--- start Exercise inputs ---

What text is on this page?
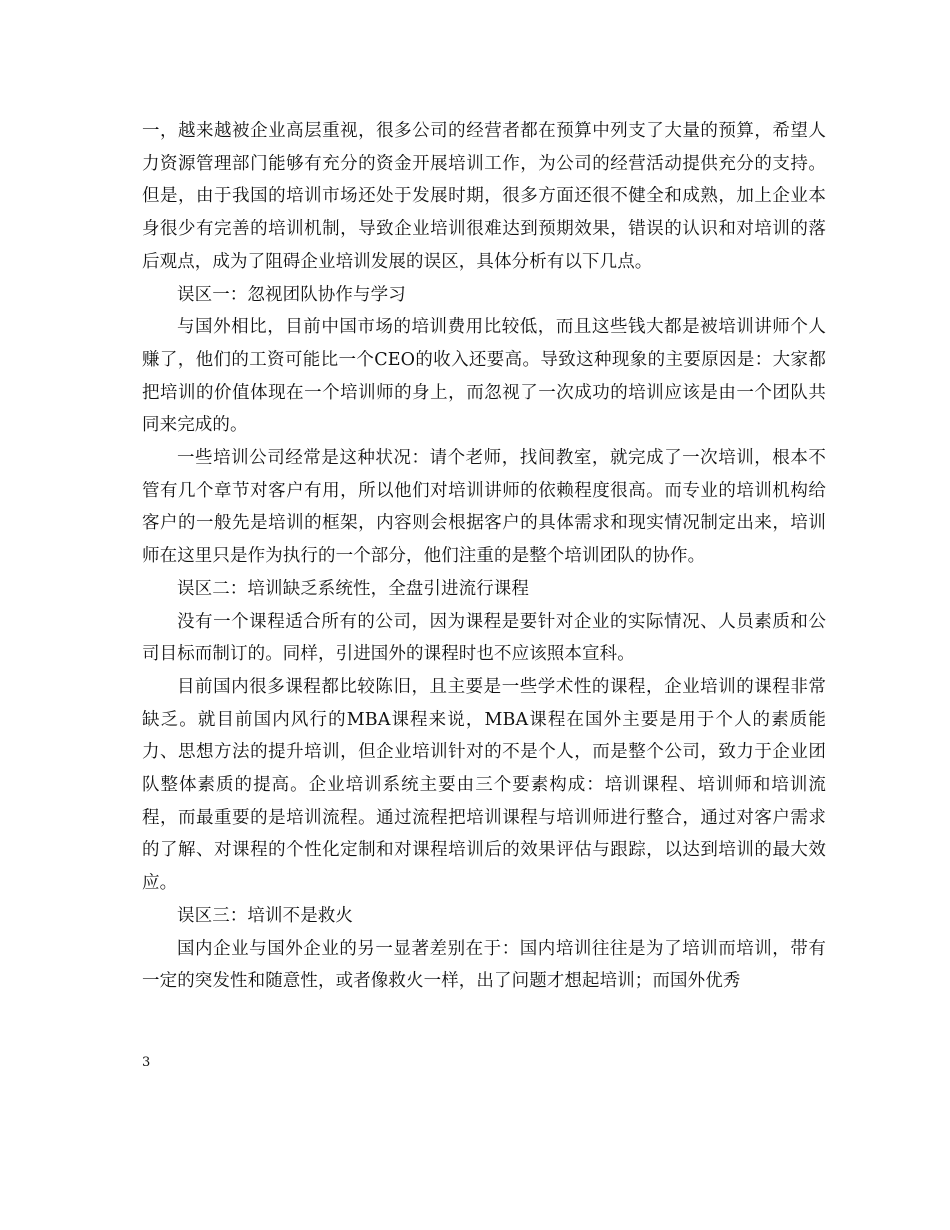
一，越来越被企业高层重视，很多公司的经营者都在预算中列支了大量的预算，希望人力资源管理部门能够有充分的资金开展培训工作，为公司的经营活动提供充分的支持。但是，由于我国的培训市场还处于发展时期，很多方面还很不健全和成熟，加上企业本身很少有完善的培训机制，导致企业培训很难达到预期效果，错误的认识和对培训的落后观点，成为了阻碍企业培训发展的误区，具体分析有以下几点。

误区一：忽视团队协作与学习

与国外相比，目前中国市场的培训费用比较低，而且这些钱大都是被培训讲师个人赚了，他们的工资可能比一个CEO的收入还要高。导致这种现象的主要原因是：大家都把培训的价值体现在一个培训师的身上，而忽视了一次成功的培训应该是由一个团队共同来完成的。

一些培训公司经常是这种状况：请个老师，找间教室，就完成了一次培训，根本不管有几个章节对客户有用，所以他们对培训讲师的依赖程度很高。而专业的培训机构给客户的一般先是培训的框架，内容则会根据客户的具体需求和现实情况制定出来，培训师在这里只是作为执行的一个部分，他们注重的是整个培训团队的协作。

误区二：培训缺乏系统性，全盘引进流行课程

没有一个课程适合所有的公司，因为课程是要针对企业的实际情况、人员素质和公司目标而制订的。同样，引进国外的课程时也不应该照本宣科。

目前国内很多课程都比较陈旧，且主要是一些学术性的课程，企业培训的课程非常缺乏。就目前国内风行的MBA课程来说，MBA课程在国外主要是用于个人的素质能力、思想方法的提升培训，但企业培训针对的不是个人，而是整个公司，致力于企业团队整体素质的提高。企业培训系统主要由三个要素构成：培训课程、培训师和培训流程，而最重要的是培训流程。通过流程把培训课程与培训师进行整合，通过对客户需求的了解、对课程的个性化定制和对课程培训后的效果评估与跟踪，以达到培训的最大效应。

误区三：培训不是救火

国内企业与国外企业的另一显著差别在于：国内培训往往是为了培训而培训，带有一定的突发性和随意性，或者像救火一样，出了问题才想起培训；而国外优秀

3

--- end Exercise inputs ---
--- start Exercise inputs ---

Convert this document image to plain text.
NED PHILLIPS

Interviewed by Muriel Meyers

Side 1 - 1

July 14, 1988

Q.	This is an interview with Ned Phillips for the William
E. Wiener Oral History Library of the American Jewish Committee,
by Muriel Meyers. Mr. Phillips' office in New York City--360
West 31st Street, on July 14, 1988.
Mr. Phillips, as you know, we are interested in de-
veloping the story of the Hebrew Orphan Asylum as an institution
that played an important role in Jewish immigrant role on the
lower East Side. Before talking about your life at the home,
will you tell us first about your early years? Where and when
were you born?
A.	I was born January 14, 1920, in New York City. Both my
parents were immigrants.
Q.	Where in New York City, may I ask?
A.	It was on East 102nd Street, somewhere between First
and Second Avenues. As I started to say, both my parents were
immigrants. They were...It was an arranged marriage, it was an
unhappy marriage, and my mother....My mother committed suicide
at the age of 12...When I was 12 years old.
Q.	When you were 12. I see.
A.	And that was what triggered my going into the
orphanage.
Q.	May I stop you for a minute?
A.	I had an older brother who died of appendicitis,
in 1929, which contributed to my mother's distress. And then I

--- end Exercise inputs ---

#### [Written task]
Pull every line containing the word "that" out of the material and copy it.

#### [Exercise result]
that played an important role in Jewish immigrant role on the
A.	And that was what triggered my going into the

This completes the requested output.